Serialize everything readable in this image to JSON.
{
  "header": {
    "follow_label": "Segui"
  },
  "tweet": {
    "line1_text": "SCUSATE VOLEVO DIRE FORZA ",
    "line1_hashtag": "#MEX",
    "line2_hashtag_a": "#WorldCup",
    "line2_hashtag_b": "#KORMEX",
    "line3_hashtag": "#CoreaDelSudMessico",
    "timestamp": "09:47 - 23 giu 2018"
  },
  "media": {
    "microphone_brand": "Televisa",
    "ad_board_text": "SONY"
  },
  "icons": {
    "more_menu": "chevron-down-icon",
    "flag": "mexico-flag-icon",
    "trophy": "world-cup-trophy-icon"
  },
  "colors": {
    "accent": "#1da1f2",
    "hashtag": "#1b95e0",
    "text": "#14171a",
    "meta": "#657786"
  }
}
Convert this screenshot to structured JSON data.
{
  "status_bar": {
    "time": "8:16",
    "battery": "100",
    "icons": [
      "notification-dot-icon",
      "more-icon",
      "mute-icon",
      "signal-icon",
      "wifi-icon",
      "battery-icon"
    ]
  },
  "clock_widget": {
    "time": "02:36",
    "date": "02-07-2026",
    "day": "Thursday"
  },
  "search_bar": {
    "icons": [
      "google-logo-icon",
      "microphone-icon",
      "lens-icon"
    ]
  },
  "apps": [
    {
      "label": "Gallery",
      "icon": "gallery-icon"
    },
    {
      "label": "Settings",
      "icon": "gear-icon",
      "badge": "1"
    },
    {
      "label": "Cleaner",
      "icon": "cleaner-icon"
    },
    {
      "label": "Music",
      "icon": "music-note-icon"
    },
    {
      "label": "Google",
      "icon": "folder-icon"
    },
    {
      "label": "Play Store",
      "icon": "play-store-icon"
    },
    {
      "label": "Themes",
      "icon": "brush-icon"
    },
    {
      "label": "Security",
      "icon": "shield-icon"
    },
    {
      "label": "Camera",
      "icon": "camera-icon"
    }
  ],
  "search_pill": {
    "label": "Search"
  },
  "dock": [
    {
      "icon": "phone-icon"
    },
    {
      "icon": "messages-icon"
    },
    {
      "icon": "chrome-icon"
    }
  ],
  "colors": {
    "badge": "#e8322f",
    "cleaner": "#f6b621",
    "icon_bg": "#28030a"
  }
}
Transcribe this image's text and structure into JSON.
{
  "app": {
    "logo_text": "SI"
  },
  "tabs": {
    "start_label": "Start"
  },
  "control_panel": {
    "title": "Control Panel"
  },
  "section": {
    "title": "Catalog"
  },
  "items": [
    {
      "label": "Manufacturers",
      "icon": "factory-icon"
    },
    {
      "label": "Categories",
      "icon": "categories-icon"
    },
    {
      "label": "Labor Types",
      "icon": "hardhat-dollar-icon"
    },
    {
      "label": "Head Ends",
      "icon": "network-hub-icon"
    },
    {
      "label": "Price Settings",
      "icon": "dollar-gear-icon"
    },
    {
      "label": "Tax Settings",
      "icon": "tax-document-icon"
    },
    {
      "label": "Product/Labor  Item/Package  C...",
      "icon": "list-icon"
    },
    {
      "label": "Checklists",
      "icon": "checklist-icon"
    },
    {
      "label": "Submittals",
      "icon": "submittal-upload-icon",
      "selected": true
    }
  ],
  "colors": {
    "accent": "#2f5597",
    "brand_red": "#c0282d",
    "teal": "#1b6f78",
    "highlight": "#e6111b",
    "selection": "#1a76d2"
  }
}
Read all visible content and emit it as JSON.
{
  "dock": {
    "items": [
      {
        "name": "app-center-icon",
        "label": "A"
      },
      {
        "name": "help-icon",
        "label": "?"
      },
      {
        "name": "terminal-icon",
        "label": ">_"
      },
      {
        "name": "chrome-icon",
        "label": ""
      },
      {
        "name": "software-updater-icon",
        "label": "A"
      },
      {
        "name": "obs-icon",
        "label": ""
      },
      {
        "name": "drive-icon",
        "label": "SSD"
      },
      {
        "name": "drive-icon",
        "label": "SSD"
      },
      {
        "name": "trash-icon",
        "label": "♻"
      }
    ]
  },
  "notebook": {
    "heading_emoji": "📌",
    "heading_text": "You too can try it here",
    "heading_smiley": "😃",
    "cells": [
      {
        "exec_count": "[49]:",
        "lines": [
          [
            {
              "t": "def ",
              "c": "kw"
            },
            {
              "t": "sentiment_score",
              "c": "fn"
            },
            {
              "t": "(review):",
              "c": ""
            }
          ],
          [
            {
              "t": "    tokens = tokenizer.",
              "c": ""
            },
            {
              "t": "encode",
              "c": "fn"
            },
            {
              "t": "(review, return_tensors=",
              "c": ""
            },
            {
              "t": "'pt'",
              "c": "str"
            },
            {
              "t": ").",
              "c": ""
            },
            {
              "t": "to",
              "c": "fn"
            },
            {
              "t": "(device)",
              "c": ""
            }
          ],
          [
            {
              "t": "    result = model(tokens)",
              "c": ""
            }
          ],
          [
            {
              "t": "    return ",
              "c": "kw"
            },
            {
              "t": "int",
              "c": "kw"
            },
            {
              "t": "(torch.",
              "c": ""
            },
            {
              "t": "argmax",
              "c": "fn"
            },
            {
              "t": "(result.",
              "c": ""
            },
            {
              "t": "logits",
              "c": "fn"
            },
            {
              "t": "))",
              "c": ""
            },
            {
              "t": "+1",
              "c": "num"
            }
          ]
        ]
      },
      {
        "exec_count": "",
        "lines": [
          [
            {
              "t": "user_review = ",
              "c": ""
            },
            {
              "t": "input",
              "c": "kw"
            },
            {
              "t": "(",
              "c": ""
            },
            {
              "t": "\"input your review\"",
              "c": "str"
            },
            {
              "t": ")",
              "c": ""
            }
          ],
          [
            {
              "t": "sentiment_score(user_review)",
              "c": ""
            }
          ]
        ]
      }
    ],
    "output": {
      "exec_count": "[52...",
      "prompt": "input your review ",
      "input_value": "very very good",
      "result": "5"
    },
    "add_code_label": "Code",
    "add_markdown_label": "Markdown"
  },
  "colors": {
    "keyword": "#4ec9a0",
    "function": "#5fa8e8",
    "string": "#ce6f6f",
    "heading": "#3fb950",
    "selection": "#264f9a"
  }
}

━━━━━━━━

* [WORK REQUIRED]: Copy every line in the entries above that has the string "this" in it.

* [EXERCISE RESPONSE]:
Serialize everything readable in this image to JSON.
Convert this screenshot to structured JSON data.
Transcribe this image's text and structure into JSON.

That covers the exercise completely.